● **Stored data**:
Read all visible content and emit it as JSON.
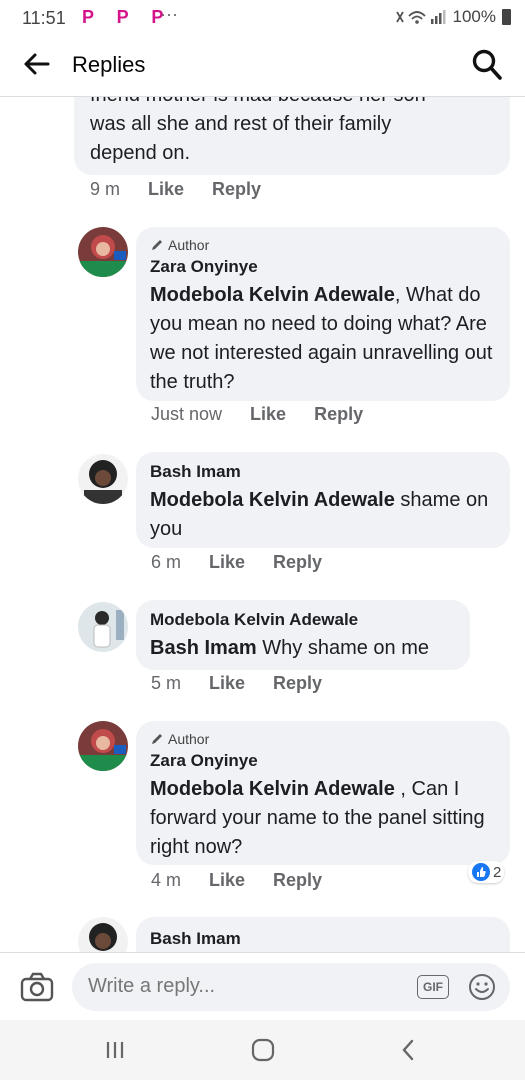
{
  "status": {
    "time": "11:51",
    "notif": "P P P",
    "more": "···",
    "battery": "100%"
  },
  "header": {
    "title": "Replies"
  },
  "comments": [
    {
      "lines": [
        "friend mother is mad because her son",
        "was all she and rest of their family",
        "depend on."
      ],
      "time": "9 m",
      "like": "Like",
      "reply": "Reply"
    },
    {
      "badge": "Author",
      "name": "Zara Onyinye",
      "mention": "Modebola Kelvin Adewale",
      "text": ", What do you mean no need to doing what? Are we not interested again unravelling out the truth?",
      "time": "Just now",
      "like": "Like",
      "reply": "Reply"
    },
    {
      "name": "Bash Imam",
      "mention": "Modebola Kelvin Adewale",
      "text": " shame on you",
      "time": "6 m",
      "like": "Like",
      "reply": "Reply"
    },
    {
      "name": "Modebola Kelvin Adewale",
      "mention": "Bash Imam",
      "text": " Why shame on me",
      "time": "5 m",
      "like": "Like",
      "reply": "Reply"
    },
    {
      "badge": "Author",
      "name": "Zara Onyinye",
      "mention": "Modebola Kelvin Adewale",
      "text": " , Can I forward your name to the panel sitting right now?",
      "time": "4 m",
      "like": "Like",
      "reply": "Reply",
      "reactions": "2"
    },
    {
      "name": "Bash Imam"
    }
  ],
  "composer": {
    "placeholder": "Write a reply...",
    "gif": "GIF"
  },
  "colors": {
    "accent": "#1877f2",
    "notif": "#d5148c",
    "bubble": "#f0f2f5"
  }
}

● **TASK INSTRUCTIONS**: Reproduce the entries above without change, omitting all pictures.

● **ANSWER TO THE EXERCISE**:
Read all visible content and emit it as JSON.
{
  "status": {
    "time": "11:51",
    "notif": "P P P",
    "more": "···",
    "battery": "100%"
  },
  "header": {
    "title": "Replies"
  },
  "comments": [
    {
      "lines": [
        "friend mother is mad because her son",
        "was all she and rest of their family",
        "depend on."
      ],
      "time": "9 m",
      "like": "Like",
      "reply": "Reply"
    },
    {
      "badge": "Author",
      "name": "Zara Onyinye",
      "mention": "Modebola Kelvin Adewale",
      "text": ", What do you mean no need to doing what? Are we not interested again unravelling out the truth?",
      "time": "Just now",
      "like": "Like",
      "reply": "Reply"
    },
    {
      "name": "Bash Imam",
      "mention": "Modebola Kelvin Adewale",
      "text": " shame on you",
      "time": "6 m",
      "like": "Like",
      "reply": "Reply"
    },
    {
      "name": "Modebola Kelvin Adewale",
      "mention": "Bash Imam",
      "text": " Why shame on me",
      "time": "5 m",
      "like": "Like",
      "reply": "Reply"
    },
    {
      "badge": "Author",
      "name": "Zara Onyinye",
      "mention": "Modebola Kelvin Adewale",
      "text": " , Can I forward your name to the panel sitting right now?",
      "time": "4 m",
      "like": "Like",
      "reply": "Reply",
      "reactions": "2"
    },
    {
      "name": "Bash Imam"
    }
  ],
  "composer": {
    "placeholder": "Write a reply...",
    "gif": "GIF"
  },
  "colors": {
    "accent": "#1877f2",
    "notif": "#d5148c",
    "bubble": "#f0f2f5"
  }
}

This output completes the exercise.